Requirements:
Copy the data from its first line through the line containing "bar <box>578 205 639 443</box>", both included, reproducing each line without any change.

Dataset extract:
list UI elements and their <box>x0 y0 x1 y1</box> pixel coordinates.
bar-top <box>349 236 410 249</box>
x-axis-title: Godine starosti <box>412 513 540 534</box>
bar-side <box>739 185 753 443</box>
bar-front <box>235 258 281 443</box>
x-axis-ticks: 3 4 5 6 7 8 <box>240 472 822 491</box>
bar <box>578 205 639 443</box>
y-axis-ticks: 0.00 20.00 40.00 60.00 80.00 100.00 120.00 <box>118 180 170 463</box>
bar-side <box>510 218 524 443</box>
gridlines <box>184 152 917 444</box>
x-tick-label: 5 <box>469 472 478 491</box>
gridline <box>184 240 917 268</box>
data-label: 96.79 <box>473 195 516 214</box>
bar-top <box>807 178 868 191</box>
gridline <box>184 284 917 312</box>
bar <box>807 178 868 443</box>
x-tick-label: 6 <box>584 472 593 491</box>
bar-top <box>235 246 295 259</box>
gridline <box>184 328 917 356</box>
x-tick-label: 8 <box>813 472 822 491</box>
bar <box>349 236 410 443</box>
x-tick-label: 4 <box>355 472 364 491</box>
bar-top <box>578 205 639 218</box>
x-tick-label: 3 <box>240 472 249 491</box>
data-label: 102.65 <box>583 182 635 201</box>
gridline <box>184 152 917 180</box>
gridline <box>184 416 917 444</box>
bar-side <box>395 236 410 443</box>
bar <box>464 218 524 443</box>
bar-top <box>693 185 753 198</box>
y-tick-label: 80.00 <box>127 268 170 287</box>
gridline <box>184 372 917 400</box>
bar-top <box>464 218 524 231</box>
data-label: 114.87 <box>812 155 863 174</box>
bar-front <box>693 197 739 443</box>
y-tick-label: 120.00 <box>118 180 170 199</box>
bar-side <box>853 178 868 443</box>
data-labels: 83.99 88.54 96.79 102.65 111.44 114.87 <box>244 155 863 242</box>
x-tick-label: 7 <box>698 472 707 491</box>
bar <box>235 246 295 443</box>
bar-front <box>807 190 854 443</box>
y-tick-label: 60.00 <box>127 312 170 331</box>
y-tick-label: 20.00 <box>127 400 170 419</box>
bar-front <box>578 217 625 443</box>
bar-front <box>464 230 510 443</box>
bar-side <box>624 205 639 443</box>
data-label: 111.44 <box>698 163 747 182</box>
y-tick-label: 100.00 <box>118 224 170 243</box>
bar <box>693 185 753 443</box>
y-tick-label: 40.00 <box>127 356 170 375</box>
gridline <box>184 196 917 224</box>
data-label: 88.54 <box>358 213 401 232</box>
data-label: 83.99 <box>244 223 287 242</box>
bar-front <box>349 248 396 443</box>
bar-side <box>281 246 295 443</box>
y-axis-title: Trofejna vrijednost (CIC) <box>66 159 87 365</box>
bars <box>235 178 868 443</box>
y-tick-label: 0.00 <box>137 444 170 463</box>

The solution:
list UI elements and their <box>x0 y0 x1 y1</box> pixel coordinates.
bar-top <box>349 236 410 249</box>
x-axis-title: Godine starosti <box>412 513 540 534</box>
bar-side <box>739 185 753 443</box>
bar-front <box>235 258 281 443</box>
x-axis-ticks: 3 4 5 6 7 8 <box>240 472 822 491</box>
bar <box>578 205 639 443</box>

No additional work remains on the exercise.